WHAT THE TASK ASKS: What is the number of lines containing the word "downloads"? Please answer with that number and nothing more.
>> START
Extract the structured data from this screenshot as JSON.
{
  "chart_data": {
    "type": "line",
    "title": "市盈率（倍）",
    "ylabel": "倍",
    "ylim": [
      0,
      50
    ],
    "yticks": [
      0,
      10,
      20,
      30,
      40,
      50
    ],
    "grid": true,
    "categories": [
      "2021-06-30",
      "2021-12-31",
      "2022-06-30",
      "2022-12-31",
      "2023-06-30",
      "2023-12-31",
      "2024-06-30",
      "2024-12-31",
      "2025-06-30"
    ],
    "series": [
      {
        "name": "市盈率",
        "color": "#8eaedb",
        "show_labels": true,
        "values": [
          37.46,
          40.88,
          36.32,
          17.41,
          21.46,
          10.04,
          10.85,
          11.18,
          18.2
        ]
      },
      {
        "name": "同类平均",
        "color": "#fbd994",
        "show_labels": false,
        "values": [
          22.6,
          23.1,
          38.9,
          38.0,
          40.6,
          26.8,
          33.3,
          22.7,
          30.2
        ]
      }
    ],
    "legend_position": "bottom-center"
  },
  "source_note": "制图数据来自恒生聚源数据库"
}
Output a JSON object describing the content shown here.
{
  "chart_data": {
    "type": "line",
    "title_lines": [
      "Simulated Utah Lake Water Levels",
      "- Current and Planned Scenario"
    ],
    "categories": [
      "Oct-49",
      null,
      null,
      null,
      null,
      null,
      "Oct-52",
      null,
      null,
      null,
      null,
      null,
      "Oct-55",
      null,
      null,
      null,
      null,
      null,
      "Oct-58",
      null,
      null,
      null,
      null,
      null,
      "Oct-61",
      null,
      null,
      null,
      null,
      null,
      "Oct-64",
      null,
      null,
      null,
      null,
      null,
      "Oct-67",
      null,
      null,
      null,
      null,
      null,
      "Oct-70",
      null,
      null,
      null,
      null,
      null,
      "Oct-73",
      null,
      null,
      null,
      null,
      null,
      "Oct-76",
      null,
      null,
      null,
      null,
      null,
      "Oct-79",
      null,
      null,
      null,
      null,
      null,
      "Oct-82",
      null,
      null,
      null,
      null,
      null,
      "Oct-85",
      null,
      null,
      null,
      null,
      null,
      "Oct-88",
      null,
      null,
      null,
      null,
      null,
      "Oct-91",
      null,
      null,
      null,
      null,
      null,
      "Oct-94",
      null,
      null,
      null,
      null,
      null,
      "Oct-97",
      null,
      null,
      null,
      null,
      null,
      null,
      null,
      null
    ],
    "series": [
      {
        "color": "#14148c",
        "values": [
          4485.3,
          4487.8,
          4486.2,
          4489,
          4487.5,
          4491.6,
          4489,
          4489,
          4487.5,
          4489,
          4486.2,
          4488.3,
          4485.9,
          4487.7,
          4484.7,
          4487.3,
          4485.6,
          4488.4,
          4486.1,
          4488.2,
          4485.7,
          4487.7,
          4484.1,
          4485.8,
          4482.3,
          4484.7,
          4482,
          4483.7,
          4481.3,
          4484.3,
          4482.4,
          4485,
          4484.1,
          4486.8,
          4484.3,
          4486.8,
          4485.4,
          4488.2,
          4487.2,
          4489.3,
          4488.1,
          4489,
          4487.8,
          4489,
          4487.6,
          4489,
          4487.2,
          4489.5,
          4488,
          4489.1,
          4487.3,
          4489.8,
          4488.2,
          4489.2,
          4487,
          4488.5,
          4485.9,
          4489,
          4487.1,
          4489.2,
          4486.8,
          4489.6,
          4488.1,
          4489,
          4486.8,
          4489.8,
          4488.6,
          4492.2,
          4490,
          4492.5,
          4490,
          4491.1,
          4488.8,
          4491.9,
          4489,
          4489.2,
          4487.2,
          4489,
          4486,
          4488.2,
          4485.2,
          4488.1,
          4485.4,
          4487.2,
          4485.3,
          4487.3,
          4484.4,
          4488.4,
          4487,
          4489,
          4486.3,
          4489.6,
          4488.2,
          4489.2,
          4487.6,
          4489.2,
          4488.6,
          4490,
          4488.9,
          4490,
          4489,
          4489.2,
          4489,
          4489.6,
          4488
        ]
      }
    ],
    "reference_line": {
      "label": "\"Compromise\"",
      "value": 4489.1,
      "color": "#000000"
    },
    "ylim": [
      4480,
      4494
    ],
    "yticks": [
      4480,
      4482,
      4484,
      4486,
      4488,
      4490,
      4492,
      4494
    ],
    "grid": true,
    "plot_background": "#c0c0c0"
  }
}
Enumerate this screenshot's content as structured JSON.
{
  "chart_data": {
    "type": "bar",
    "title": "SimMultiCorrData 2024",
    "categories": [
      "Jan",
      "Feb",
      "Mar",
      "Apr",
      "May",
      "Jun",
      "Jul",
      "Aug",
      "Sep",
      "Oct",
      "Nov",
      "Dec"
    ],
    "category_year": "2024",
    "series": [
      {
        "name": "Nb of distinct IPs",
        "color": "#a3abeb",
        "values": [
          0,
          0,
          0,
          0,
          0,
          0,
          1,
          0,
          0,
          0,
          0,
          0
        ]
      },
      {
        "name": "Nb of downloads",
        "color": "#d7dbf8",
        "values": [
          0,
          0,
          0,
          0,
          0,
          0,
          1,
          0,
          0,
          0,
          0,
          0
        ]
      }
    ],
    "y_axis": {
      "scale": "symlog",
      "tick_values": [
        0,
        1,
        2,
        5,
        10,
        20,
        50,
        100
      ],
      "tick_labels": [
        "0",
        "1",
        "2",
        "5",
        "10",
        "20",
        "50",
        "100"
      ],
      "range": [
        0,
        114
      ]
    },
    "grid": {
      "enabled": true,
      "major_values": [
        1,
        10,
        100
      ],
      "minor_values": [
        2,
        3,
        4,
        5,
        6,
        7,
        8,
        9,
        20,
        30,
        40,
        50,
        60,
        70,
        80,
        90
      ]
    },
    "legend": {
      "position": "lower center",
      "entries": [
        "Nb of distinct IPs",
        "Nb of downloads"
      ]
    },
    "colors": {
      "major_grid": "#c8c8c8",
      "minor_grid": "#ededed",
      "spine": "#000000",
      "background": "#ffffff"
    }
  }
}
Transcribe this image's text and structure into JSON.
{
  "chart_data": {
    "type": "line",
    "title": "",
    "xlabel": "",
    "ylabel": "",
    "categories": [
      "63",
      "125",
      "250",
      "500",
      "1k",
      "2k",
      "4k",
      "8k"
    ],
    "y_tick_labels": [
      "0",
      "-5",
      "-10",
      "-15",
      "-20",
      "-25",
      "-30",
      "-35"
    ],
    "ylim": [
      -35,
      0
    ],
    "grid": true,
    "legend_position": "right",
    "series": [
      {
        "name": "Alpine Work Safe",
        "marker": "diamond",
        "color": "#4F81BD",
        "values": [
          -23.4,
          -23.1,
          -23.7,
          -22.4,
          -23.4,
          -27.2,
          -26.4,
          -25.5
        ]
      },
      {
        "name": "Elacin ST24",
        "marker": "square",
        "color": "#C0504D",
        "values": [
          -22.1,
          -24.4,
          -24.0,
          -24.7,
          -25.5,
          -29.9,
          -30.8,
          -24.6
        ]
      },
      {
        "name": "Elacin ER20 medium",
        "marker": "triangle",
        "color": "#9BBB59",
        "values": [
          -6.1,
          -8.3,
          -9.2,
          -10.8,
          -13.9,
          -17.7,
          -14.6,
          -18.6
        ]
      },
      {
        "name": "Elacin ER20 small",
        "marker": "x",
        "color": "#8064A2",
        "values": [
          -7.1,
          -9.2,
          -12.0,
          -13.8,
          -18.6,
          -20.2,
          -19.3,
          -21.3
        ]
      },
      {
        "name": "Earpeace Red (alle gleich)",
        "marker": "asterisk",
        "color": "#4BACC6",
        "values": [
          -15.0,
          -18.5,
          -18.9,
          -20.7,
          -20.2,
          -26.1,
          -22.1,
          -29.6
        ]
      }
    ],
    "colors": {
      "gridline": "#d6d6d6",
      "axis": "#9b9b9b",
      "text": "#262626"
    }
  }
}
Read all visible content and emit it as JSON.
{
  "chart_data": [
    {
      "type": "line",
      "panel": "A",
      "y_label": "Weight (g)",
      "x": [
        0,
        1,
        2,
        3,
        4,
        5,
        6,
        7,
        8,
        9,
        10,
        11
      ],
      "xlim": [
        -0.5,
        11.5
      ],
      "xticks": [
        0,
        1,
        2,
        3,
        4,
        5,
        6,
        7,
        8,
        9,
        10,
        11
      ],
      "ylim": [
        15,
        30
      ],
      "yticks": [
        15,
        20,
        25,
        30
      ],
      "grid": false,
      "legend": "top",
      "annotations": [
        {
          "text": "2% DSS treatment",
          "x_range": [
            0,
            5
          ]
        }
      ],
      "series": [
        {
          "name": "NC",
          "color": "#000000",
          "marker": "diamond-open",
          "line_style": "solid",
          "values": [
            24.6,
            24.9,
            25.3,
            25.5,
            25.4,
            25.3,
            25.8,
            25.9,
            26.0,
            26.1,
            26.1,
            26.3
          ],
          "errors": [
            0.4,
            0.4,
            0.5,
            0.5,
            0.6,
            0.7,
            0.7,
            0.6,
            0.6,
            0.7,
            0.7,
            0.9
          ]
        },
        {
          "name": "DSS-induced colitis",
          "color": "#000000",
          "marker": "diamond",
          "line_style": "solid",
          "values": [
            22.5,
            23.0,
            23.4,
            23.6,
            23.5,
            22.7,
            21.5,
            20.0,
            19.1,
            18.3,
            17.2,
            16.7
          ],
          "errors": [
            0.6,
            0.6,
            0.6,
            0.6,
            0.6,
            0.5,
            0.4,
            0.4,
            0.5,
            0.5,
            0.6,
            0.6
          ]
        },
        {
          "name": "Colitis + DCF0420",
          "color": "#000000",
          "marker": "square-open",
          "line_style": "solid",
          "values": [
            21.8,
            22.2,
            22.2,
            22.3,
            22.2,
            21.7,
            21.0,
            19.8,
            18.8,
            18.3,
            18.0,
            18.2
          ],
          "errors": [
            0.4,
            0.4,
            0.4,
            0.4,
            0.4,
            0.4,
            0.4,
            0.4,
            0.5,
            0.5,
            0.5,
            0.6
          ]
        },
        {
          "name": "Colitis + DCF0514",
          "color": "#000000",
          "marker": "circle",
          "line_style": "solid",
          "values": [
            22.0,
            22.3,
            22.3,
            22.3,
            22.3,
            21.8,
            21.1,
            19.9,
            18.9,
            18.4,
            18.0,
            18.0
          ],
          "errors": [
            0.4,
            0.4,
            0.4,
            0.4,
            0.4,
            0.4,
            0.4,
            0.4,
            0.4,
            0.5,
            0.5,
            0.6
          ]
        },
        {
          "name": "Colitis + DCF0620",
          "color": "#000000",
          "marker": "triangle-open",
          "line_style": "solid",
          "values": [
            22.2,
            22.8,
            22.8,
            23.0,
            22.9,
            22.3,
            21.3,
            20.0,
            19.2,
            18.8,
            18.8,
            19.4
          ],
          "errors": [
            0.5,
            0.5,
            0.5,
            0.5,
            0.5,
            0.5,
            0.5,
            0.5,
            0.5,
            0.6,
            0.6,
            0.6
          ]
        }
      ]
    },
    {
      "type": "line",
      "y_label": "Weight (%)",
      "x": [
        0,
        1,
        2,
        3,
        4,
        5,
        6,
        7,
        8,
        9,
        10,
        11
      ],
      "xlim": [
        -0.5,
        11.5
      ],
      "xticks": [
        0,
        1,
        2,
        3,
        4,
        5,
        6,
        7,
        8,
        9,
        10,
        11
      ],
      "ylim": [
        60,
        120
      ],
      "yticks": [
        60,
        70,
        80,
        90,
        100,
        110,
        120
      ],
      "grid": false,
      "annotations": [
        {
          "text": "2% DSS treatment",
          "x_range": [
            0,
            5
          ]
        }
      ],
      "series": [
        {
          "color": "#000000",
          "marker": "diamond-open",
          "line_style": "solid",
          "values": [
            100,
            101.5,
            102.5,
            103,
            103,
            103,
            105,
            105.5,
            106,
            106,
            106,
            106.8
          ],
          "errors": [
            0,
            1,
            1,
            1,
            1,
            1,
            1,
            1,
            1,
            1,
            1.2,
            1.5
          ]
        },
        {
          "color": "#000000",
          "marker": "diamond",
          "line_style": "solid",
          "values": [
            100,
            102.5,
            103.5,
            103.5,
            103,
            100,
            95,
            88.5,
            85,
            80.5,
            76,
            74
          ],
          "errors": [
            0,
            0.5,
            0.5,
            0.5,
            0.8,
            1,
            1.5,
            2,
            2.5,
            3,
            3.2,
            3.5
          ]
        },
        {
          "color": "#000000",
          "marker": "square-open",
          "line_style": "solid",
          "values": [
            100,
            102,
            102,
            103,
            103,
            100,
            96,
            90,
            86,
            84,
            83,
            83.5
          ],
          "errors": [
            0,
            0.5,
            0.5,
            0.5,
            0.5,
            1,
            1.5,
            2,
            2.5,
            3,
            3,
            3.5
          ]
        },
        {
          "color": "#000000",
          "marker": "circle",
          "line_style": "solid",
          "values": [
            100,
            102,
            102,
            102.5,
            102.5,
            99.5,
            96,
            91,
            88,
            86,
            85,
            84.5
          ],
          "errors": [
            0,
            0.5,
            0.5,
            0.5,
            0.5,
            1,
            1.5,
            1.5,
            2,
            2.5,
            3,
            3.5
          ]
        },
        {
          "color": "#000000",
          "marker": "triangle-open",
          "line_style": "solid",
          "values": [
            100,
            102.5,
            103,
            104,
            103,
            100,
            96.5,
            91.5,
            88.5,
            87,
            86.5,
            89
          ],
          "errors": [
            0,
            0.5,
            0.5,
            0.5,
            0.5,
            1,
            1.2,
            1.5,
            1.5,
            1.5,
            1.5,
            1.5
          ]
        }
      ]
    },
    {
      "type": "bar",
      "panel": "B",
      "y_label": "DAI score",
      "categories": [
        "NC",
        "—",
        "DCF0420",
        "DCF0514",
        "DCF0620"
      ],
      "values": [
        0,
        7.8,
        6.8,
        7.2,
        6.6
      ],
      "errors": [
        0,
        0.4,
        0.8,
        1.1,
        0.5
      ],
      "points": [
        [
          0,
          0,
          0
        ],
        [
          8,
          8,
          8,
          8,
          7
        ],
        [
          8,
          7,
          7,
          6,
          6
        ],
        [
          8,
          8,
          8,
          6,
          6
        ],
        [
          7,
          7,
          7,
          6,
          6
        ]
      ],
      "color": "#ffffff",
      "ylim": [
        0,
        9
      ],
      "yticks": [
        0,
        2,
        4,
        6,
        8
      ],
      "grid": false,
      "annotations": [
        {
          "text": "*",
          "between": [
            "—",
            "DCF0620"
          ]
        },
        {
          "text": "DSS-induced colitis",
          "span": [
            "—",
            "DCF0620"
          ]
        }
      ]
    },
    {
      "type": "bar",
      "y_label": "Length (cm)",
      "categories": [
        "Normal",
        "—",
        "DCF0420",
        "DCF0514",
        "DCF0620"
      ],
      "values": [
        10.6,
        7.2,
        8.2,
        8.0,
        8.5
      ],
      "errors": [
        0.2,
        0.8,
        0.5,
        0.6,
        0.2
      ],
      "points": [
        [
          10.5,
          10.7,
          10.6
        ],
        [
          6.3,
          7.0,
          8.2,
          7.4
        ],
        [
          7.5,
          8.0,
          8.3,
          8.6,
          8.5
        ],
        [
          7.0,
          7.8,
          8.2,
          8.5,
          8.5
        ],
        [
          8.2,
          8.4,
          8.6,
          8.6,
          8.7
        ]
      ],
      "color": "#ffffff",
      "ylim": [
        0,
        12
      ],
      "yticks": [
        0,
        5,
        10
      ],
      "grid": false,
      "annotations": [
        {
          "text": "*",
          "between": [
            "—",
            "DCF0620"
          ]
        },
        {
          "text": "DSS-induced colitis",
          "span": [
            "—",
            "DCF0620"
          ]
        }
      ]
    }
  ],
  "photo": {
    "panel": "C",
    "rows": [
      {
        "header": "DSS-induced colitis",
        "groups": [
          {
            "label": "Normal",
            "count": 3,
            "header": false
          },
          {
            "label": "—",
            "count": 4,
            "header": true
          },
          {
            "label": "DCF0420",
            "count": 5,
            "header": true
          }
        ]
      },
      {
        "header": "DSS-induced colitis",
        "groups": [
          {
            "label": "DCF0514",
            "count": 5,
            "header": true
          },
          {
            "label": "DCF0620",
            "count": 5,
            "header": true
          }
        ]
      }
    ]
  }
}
>> END
FULL OUTPUT: 2